↓
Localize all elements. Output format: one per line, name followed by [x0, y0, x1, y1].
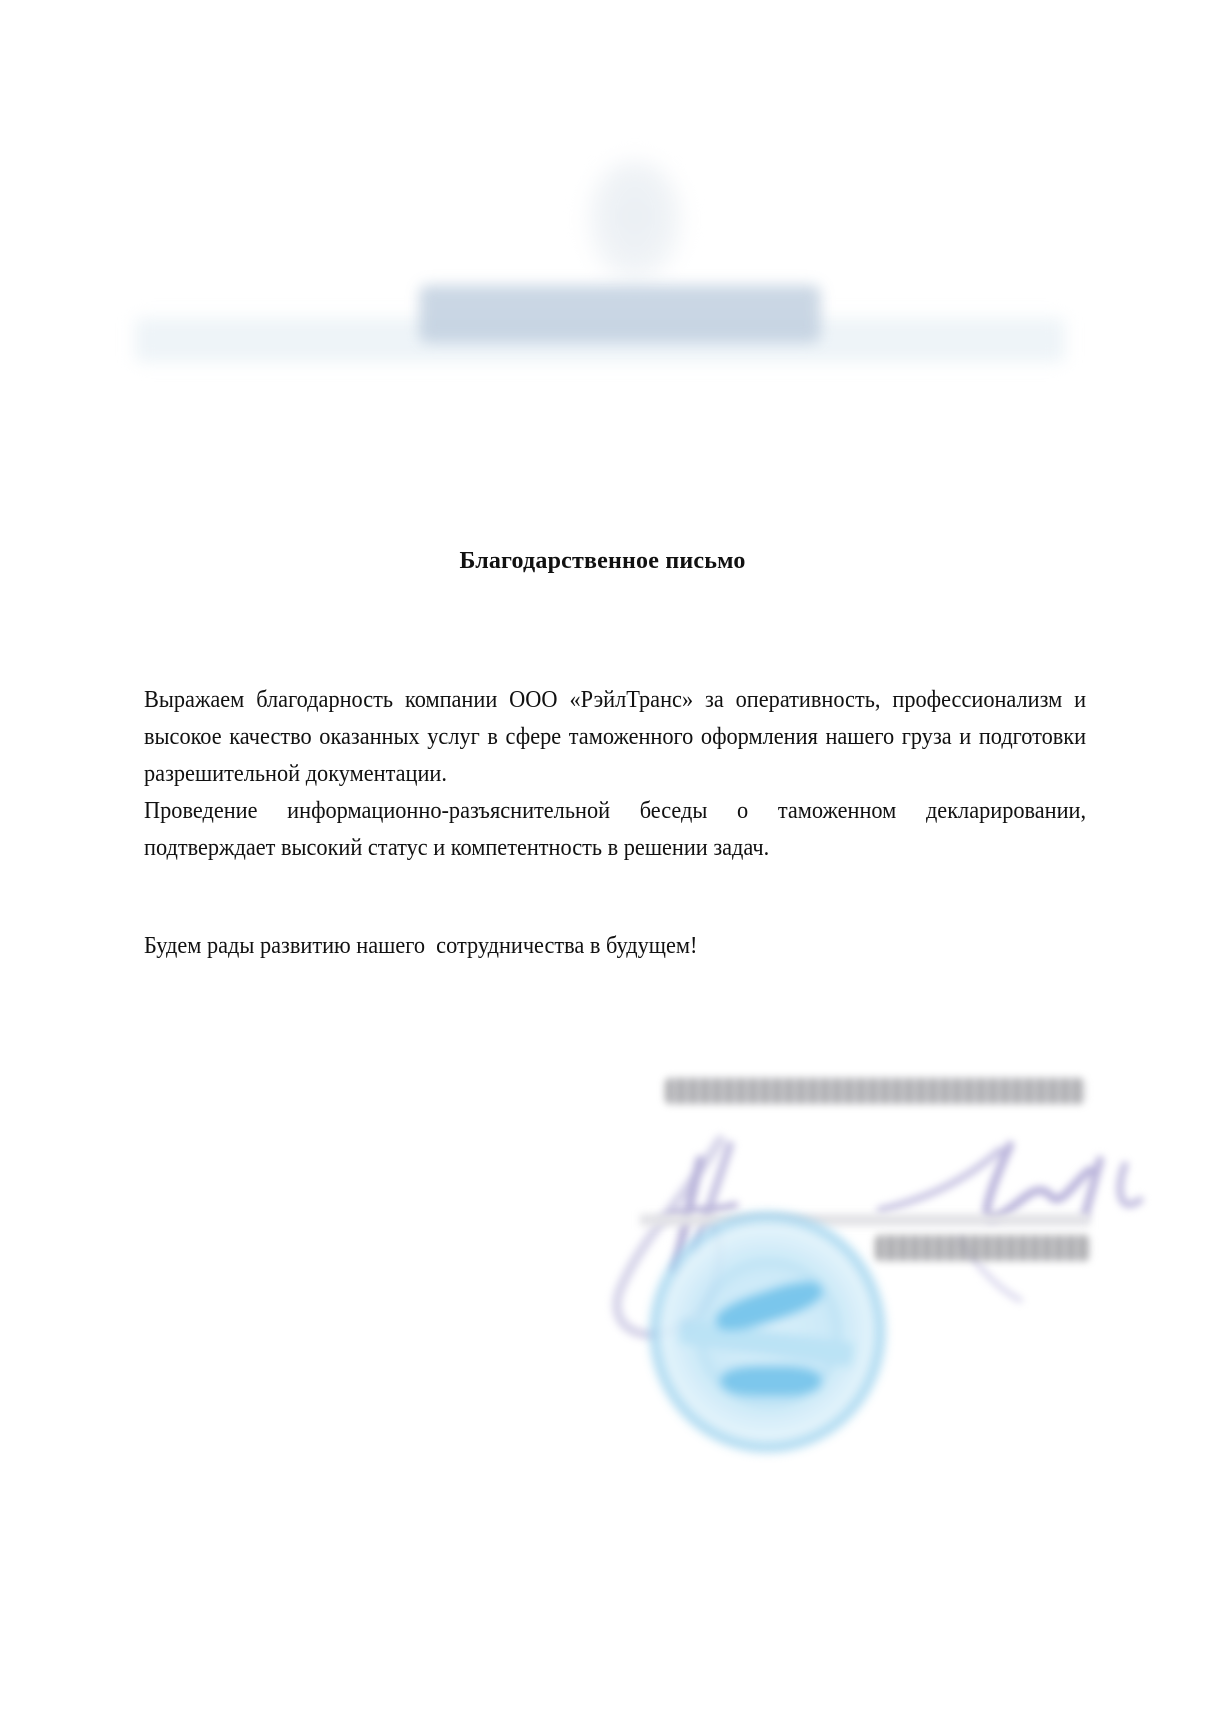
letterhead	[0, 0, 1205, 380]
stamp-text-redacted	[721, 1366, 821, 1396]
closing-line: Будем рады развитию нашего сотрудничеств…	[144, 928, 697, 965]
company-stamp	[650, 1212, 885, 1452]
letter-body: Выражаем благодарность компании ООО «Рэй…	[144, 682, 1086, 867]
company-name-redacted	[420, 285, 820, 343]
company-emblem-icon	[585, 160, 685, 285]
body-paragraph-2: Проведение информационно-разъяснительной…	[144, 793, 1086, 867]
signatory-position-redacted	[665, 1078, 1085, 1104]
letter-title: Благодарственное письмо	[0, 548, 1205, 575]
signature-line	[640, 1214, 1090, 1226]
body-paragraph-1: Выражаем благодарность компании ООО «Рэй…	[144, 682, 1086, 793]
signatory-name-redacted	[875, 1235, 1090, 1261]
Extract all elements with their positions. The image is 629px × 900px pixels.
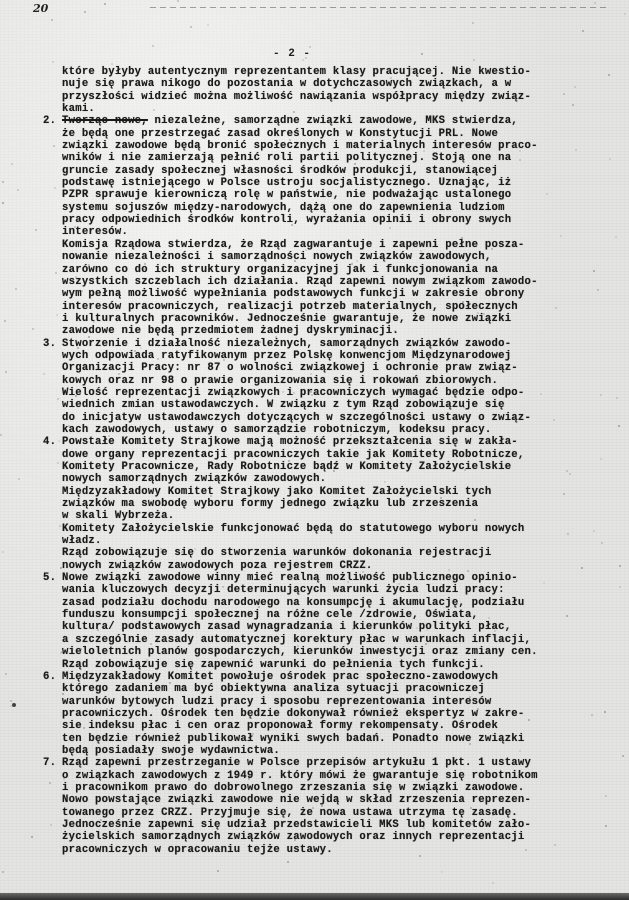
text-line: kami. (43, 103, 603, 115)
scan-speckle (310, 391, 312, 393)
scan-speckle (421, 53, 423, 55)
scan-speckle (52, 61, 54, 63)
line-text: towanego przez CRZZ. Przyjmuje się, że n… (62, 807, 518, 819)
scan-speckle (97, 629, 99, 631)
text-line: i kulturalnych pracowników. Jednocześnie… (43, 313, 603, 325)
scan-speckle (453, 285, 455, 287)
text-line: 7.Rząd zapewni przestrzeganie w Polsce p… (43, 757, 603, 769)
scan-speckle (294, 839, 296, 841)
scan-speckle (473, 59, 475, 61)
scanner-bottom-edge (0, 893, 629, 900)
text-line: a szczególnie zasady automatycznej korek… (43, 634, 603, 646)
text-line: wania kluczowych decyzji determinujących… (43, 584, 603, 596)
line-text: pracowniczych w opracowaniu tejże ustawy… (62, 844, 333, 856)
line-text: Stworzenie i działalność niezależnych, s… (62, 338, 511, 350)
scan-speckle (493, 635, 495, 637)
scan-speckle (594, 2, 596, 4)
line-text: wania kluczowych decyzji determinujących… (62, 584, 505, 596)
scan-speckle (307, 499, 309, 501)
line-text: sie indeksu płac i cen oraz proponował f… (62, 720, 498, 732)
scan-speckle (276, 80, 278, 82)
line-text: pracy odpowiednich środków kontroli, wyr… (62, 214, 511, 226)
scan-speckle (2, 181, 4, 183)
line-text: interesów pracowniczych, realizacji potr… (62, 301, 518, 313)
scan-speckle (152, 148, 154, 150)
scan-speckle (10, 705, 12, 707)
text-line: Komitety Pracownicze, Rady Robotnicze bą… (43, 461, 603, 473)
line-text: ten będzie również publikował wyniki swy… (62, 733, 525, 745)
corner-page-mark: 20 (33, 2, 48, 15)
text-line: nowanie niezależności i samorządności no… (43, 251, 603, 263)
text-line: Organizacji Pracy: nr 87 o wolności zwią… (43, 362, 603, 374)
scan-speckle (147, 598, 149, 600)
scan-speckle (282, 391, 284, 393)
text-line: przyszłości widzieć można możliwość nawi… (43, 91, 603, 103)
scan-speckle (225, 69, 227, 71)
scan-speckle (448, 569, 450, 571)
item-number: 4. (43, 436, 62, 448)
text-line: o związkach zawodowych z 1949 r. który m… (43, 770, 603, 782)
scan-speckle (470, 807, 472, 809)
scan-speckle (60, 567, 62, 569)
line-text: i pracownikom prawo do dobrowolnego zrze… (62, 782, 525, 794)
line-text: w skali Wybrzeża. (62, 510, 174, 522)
↑
» Exercise goal: Change every "scan-speckle" in the data above to "dust-speck" and leave everything else unchanged. Omit the picture lines from your answer.

» Exercise response:
Localize all elements. Output format: one per line, name followed by [x0, y0, x1, y1].
letterhead	[0, 0, 1205, 380]
stamp-text-redacted	[721, 1366, 821, 1396]
closing-line: Будем рады развитию нашего сотрудничеств…	[144, 928, 697, 965]
company-stamp	[650, 1212, 885, 1452]
letter-body: Выражаем благодарность компании ООО «Рэй…	[144, 682, 1086, 867]
company-name-redacted	[420, 285, 820, 343]
company-emblem-icon	[585, 160, 685, 285]
body-paragraph-2: Проведение информационно-разъяснительной…	[144, 793, 1086, 867]
signatory-position-redacted	[665, 1078, 1085, 1104]
letter-title: Благодарственное письмо	[0, 548, 1205, 575]
signature-line	[640, 1214, 1090, 1226]
body-paragraph-1: Выражаем благодарность компании ООО «Рэй…	[144, 682, 1086, 793]
signatory-name-redacted	[875, 1235, 1090, 1261]
Extract all elements with their positions. The image is 629px × 900px pixels.
text-line: kami. (43, 103, 603, 115)
dust-speck (310, 391, 312, 393)
dust-speck (421, 53, 423, 55)
dust-speck (52, 61, 54, 63)
line-text: towanego przez CRZZ. Przyjmuje się, że n… (62, 807, 518, 819)
dust-speck (97, 629, 99, 631)
text-line: i kulturalnych pracowników. Jednocześnie… (43, 313, 603, 325)
dust-speck (453, 285, 455, 287)
text-line: 7.Rząd zapewni przestrzeganie w Polsce p… (43, 757, 603, 769)
dust-speck (294, 839, 296, 841)
dust-speck (473, 59, 475, 61)
scanner-bottom-edge (0, 893, 629, 900)
text-line: a szczególnie zasady automatycznej korek… (43, 634, 603, 646)
text-line: wania kluczowych decyzji determinujących… (43, 584, 603, 596)
line-text: pracowniczych w opracowaniu tejże ustawy… (62, 844, 333, 856)
line-text: Stworzenie i działalność niezależnych, s… (62, 338, 511, 350)
dust-speck (493, 635, 495, 637)
dust-speck (594, 2, 596, 4)
line-text: wania kluczowych decyzji determinujących… (62, 584, 505, 596)
dust-speck (307, 499, 309, 501)
line-text: sie indeksu płac i cen oraz proponował f… (62, 720, 498, 732)
dust-speck (276, 80, 278, 82)
line-text: pracy odpowiednich środków kontroli, wyr… (62, 214, 511, 226)
dust-speck (2, 181, 4, 183)
line-text: interesów pracowniczych, realizacji potr… (62, 301, 518, 313)
dust-speck (152, 148, 154, 150)
dust-speck (10, 705, 12, 707)
text-line: Komitety Pracownicze, Rady Robotnicze bą… (43, 461, 603, 473)
line-text: ten będzie również publikował wyniki swy… (62, 733, 525, 745)
corner-page-mark: 20 (33, 2, 48, 15)
text-line: nowanie niezależności i samorządności no… (43, 251, 603, 263)
text-line: Organizacji Pracy: nr 87 o wolności zwią… (43, 362, 603, 374)
dust-speck (147, 598, 149, 600)
dust-speck (282, 391, 284, 393)
text-line: przyszłości widzieć można możliwość nawi… (43, 91, 603, 103)
dust-speck (225, 69, 227, 71)
dust-speck (448, 569, 450, 571)
item-number: 4. (43, 436, 62, 448)
text-line: o związkach zawodowych z 1949 r. który m… (43, 770, 603, 782)
dust-speck (470, 807, 472, 809)
dust-speck (60, 567, 62, 569)
line-text: i pracownikom prawo do dobrowolnego zrze… (62, 782, 525, 794)
line-text: w skali Wybrzeża. (62, 510, 174, 522)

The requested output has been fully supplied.